- _Aim_: Work out how many lines hold the string "shown". Give that number and nothing more.

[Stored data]
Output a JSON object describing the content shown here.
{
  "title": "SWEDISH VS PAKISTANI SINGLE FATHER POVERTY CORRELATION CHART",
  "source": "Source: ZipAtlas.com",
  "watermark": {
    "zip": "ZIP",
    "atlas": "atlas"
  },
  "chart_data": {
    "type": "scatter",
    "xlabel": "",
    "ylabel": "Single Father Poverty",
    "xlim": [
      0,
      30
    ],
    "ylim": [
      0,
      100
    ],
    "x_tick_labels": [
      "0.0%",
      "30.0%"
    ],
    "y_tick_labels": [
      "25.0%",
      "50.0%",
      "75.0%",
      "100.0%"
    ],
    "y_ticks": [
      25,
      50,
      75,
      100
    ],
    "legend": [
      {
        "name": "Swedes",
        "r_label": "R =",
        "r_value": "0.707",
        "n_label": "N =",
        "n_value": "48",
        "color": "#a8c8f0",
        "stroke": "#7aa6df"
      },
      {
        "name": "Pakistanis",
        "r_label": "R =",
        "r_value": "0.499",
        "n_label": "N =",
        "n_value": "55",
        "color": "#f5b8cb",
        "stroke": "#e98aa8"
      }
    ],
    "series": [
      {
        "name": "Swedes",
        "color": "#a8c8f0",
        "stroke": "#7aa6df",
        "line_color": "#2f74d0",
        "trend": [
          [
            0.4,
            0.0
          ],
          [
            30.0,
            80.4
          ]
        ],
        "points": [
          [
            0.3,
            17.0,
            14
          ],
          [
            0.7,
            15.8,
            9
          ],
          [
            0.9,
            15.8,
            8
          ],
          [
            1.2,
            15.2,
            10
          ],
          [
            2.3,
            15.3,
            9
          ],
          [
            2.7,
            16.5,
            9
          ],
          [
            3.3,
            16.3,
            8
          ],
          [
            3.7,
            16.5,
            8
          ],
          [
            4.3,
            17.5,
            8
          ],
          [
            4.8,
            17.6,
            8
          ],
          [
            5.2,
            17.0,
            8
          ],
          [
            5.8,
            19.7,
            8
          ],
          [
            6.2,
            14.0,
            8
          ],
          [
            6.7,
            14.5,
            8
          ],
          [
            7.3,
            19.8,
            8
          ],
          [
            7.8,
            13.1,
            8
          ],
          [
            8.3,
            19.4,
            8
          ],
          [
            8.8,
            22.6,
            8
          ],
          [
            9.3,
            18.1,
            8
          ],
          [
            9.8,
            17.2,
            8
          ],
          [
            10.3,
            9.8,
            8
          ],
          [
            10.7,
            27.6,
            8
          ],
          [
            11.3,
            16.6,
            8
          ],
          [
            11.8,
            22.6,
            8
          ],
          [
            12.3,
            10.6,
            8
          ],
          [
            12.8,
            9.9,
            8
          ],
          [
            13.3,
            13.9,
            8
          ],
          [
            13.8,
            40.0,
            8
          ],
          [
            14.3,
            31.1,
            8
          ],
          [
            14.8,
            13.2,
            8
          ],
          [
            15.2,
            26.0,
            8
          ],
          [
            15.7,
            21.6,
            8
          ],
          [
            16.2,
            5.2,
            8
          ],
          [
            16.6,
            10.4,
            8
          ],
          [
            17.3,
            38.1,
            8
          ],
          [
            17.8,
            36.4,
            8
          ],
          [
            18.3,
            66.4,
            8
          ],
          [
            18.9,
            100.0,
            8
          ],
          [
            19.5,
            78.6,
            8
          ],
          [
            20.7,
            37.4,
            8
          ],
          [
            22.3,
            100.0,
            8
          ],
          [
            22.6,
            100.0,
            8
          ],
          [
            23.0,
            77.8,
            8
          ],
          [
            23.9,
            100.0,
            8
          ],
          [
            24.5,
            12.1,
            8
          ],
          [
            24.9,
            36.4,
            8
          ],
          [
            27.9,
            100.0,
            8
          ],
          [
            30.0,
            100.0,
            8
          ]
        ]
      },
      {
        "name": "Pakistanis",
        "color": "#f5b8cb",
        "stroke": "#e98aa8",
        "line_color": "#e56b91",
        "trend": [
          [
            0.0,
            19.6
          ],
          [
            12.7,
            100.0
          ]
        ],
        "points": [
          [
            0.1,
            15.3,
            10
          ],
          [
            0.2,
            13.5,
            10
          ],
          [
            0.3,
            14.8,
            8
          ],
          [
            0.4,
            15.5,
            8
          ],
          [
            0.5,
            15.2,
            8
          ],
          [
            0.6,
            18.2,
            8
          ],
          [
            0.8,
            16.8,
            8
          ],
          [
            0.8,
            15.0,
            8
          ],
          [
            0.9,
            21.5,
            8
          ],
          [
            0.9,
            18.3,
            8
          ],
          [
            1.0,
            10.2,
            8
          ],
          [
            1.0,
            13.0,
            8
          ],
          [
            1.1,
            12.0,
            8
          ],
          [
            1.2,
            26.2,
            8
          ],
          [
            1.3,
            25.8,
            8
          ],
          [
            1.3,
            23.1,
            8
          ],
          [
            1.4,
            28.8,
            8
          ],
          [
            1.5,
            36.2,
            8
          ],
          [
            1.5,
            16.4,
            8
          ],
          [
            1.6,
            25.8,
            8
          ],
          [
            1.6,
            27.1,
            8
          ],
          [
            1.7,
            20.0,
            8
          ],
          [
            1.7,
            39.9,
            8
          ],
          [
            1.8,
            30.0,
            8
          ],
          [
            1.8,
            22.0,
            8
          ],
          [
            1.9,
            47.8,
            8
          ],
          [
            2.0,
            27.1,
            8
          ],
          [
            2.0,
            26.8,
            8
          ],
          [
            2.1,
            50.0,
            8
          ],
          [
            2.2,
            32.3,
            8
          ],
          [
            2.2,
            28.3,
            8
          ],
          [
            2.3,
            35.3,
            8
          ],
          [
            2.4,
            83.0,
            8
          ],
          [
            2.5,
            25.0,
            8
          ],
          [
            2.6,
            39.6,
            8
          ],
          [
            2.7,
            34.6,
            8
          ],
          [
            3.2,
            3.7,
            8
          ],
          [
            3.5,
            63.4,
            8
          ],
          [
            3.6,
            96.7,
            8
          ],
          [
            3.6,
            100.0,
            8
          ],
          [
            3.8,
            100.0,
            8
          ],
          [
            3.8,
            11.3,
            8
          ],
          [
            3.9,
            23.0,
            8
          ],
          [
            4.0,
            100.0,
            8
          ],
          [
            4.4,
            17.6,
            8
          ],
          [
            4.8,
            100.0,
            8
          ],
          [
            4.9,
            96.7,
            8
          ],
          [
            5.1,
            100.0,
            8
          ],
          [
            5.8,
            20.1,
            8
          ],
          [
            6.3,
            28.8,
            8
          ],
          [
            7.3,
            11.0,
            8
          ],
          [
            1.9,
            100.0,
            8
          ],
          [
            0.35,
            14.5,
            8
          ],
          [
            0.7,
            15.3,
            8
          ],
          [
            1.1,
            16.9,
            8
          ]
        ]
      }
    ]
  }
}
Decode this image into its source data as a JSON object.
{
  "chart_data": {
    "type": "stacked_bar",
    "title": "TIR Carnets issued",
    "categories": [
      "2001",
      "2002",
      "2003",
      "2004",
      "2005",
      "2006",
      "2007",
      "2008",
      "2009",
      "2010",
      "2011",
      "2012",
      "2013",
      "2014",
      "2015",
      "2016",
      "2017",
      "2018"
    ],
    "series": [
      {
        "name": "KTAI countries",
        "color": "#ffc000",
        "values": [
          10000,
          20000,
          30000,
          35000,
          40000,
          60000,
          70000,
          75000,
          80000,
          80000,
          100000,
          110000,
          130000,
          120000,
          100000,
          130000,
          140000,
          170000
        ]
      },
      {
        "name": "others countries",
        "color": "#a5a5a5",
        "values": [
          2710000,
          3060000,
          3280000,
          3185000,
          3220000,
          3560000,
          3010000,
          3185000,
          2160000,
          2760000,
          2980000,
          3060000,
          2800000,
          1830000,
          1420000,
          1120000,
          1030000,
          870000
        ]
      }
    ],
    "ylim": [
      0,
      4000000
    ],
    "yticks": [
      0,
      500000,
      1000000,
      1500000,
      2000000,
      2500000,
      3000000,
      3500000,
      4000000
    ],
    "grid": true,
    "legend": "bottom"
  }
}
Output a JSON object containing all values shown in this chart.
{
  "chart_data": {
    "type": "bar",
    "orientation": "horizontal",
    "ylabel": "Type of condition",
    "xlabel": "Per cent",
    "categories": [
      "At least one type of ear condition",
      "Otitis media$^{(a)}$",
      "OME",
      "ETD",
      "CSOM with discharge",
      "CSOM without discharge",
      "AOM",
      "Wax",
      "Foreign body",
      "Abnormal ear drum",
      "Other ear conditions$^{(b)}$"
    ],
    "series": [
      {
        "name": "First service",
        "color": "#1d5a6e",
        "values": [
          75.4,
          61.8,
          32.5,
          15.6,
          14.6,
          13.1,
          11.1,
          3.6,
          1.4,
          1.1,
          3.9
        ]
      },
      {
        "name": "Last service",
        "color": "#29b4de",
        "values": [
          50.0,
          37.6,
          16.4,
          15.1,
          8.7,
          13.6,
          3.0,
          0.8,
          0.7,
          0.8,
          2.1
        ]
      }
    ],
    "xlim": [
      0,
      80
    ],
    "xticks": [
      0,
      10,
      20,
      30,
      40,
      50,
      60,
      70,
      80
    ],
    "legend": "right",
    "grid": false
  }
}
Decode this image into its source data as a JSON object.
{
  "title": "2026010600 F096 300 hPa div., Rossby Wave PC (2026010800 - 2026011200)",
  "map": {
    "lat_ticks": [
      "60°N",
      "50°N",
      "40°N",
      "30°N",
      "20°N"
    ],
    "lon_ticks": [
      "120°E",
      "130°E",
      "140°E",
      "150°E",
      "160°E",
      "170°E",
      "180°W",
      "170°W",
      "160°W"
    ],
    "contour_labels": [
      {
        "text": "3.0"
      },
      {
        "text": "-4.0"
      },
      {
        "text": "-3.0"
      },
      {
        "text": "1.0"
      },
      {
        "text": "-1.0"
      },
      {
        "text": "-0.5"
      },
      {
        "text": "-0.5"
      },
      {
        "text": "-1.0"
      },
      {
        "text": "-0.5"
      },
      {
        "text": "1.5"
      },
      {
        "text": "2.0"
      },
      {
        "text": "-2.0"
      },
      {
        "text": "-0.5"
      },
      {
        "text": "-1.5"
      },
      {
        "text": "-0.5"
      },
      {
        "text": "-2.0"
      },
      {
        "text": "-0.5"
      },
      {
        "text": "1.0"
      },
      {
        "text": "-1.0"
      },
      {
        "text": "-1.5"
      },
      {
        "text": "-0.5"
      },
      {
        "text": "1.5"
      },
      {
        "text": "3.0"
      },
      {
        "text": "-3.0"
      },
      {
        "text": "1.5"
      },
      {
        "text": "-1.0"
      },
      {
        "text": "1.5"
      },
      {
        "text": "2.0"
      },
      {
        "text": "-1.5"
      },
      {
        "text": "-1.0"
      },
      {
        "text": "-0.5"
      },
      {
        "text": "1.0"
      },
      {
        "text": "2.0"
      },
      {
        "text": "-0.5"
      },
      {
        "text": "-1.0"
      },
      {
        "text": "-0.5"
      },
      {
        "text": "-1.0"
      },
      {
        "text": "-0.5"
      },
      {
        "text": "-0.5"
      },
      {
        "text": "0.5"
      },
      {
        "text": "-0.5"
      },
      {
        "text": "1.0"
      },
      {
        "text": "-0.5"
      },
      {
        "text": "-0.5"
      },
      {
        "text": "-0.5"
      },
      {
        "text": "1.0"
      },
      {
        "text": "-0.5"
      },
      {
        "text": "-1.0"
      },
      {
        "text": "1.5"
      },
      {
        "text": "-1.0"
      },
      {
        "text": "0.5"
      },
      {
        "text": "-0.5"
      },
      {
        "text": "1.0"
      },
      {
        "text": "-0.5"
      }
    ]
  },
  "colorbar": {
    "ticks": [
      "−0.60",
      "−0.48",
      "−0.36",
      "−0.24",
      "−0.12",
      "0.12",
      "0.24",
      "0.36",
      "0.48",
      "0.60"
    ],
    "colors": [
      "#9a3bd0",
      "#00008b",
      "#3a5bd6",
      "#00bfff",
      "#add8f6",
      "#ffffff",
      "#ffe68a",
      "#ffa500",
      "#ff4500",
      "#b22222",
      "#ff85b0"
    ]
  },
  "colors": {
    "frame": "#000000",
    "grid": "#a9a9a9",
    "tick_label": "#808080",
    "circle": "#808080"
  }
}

- _The output_: 2